>> begin

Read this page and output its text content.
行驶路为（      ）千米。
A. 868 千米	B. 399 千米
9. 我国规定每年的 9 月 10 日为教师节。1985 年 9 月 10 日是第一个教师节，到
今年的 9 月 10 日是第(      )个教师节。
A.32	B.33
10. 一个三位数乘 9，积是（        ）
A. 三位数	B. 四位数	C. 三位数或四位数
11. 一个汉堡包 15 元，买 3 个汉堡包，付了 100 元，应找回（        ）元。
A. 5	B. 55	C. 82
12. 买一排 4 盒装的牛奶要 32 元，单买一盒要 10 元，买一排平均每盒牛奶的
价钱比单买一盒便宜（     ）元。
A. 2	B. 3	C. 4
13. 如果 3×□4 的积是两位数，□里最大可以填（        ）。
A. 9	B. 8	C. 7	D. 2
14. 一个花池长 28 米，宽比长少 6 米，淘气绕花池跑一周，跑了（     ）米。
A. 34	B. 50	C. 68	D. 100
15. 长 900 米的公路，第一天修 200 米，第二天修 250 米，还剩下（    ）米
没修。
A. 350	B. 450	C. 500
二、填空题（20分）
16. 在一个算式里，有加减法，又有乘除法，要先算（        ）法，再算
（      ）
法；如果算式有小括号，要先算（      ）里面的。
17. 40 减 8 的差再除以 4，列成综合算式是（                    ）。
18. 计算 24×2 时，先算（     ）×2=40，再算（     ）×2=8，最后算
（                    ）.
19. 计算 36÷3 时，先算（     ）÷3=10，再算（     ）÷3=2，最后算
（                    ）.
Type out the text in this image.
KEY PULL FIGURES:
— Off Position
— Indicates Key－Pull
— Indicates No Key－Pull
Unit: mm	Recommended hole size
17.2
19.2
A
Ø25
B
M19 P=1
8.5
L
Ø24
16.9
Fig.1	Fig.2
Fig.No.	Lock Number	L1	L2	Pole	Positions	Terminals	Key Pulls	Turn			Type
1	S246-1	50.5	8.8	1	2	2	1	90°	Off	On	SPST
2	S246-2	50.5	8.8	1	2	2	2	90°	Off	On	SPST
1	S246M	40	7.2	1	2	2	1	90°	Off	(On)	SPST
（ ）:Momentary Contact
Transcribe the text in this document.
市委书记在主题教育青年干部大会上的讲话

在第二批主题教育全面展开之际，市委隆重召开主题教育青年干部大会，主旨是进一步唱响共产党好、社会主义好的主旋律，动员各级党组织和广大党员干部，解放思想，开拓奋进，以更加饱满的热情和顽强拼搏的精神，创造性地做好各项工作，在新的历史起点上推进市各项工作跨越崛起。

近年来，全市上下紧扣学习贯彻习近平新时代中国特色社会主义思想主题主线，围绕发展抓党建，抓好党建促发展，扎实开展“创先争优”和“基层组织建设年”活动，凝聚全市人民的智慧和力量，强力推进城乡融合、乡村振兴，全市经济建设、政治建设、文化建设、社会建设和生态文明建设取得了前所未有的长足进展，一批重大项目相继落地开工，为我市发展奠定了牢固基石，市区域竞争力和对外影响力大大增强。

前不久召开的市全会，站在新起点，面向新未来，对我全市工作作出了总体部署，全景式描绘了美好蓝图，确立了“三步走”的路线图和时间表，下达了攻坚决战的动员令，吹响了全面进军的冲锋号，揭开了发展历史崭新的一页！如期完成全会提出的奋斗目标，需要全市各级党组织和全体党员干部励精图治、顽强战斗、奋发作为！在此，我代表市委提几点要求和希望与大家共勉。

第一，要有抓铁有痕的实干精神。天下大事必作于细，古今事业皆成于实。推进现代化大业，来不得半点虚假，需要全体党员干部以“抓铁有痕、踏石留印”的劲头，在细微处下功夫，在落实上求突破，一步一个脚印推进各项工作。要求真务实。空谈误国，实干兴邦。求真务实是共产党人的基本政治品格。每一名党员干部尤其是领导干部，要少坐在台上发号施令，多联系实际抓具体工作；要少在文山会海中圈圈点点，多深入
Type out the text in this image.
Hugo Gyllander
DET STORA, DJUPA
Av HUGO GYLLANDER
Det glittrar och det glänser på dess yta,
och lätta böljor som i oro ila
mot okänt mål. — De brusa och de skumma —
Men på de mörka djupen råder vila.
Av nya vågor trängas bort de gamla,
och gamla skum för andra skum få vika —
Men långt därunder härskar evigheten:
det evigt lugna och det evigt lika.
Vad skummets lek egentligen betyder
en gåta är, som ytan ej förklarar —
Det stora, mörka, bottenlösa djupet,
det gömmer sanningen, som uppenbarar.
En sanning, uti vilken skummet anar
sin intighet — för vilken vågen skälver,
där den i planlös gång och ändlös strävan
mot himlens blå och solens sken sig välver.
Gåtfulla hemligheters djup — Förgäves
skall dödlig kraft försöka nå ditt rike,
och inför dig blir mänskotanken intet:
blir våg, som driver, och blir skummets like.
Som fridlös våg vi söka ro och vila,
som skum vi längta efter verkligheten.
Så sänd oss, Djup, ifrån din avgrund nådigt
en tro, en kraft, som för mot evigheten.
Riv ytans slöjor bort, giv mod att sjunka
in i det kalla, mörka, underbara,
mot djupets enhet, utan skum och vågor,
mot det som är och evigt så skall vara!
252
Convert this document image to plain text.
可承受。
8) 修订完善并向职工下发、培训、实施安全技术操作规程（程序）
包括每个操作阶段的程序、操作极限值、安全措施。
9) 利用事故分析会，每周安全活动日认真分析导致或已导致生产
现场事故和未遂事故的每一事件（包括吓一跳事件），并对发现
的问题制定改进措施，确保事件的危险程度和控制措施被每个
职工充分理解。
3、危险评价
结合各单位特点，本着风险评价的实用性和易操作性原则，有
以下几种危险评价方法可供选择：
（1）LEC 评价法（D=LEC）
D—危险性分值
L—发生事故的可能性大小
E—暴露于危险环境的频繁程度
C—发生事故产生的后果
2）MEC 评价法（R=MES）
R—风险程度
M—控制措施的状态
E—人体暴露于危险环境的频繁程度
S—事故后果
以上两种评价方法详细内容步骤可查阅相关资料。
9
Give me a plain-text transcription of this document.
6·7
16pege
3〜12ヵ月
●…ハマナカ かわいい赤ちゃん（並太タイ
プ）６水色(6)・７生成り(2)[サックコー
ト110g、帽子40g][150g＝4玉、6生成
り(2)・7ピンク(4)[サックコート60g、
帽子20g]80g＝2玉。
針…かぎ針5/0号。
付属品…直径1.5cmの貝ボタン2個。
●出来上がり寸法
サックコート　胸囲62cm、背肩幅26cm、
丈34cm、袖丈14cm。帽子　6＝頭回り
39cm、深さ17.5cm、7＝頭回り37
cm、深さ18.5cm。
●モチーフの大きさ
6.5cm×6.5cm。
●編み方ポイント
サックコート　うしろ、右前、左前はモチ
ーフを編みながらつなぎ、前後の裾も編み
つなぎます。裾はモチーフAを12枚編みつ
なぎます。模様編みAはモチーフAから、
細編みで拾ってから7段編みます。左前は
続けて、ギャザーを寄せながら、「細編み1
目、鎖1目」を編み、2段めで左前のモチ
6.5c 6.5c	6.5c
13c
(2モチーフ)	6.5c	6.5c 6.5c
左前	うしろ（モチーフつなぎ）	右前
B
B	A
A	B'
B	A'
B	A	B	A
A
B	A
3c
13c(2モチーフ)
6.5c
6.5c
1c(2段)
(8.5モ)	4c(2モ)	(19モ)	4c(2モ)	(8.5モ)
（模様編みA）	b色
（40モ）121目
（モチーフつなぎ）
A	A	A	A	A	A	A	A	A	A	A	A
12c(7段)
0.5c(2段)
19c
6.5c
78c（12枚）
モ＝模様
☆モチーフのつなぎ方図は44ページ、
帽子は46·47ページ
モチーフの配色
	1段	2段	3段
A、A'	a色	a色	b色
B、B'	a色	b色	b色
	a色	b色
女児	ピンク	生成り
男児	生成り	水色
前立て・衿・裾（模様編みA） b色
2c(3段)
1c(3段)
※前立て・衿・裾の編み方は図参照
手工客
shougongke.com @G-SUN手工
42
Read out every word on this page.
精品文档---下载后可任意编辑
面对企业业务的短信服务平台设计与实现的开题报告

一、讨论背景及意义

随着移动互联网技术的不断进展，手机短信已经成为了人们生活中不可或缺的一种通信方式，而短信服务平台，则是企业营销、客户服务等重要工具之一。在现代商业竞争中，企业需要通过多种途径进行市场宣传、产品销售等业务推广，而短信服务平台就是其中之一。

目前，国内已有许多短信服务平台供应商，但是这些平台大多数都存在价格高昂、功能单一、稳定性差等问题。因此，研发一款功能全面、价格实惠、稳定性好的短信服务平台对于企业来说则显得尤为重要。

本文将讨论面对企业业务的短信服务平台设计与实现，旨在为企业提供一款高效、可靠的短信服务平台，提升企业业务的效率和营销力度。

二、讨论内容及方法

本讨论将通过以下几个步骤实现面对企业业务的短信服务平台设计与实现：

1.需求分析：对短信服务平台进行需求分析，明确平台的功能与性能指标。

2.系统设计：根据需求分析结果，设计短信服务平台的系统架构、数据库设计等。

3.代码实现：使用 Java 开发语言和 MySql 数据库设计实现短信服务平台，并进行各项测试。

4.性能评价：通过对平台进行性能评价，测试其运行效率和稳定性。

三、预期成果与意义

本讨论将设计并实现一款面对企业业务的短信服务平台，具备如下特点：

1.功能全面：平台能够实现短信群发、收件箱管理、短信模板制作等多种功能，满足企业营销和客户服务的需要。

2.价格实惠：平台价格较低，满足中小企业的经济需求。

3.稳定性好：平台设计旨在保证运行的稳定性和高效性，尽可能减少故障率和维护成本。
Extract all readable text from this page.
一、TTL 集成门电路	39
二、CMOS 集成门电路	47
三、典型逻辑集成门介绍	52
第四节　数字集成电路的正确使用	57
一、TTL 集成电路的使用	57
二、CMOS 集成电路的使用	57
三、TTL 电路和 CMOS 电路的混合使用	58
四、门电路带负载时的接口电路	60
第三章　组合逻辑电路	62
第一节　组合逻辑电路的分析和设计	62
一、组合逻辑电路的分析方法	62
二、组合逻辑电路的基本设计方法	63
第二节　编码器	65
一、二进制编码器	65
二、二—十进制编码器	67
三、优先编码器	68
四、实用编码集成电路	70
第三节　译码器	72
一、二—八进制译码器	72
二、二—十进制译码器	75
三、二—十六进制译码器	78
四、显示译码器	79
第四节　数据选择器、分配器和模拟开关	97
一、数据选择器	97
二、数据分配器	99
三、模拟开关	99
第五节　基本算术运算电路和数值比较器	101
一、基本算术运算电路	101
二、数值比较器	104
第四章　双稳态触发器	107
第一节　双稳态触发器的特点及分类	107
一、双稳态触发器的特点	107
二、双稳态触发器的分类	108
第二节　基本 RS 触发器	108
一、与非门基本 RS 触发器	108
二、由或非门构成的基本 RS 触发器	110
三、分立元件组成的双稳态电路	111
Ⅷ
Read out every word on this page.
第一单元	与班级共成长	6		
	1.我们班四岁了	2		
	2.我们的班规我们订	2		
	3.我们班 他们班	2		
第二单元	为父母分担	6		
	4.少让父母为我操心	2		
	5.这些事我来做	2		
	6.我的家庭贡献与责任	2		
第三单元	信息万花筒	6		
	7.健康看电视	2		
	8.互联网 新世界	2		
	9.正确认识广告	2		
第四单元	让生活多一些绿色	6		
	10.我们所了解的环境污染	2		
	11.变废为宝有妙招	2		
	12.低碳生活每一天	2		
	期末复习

>> end

* Aim *
Read the entries and show each line that mentions "text".

* Output for this task *
Read this page and output its text content.
Type out the text in this image.
Transcribe the text in this document.
Type out the text in this image.
Convert this document image to plain text.
Give me a plain-text transcription of this document.
Extract all readable text from this page.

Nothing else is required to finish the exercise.